■ Assignment ■
According to the abstract on transition state localization, what success rate did GFN1-xTB achieve?

Sebastian DohmMarkus BurschAndreas HansenStefan Grimme
Published in: Journal of chemical theory and computation (2020)
We present an efficient computational protocol for robust transition state localization that can be routinely applied to complex (organometallic) reactions. The capabilities of the combination of extended tight-binding semiempirical methods (GFNn-xTB) with a state-of-the-art transition state localization algorithm (mGSM) is demonstrated on a modified version of the MOBH35 benchmark set, consisting of 29 organometallic reactions and transition states. Furthermore, for three examples we demonstrate how error-prone the conventional (manual) approach based on chemical intuition can be and how errors are avoided by a semiautomated generation of reaction profiles. The performance of the GFNn-xTB methods is carefully assessed and compared with that of the widely used PM6-D3H4 and PM7 semiempirical methods. The GFNn-xTB methods show much higher success rates of 89.7% (GFN1-xTB) and 86.2% (GFN2-xTB) compared with 72.4% for PM6-D3H4 and 69.0% for PM7. The barrier heights and reaction energies are computed with much better accuracy at reduced computational cost for the GFNn-xTB methods compared with the PMx methods, allowing a semiquantitative assessment of possible reaction pathways already at a semiempirical level. The mean error of GFN2-xTB for the barrier heights (8.2 kcal mol-1) is close to what low-cost density functional approximations provide and substantially smaller than the corresponding error of the competitor methods.

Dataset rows
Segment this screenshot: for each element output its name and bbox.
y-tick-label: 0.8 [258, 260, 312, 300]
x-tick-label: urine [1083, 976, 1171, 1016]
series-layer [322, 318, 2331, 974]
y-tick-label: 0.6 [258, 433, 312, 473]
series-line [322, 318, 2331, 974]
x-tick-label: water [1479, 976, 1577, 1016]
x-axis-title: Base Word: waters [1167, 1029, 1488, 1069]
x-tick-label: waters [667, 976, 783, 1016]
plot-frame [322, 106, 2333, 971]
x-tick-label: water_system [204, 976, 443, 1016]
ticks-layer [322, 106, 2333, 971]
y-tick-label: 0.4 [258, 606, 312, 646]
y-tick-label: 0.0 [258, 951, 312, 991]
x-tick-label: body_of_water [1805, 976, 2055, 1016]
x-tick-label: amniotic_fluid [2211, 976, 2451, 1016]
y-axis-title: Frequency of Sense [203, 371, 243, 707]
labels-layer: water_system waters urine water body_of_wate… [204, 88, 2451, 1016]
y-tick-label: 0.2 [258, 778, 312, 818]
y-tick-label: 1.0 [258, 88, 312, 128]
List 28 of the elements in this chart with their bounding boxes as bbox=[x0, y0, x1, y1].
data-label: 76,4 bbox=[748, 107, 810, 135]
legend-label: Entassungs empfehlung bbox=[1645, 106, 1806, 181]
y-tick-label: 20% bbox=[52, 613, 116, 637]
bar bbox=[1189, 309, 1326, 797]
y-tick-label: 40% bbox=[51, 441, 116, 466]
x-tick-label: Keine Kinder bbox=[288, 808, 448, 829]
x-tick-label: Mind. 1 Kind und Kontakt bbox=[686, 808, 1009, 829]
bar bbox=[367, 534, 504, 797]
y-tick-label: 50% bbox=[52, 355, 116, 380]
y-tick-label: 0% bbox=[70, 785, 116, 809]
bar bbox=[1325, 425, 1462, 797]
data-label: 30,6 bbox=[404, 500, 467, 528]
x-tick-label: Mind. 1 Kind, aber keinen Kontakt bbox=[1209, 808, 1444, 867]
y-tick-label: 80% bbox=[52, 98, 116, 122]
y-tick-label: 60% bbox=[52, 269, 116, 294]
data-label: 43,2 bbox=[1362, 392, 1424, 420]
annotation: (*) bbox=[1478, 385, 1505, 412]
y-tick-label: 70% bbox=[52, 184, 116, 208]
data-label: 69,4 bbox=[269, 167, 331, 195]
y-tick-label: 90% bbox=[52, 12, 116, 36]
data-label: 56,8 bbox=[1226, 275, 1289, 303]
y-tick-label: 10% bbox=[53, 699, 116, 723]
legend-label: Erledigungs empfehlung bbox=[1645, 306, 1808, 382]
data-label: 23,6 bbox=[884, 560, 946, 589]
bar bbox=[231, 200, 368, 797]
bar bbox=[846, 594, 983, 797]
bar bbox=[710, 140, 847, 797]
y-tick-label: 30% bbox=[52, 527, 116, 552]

■ Answer box ■
89.7%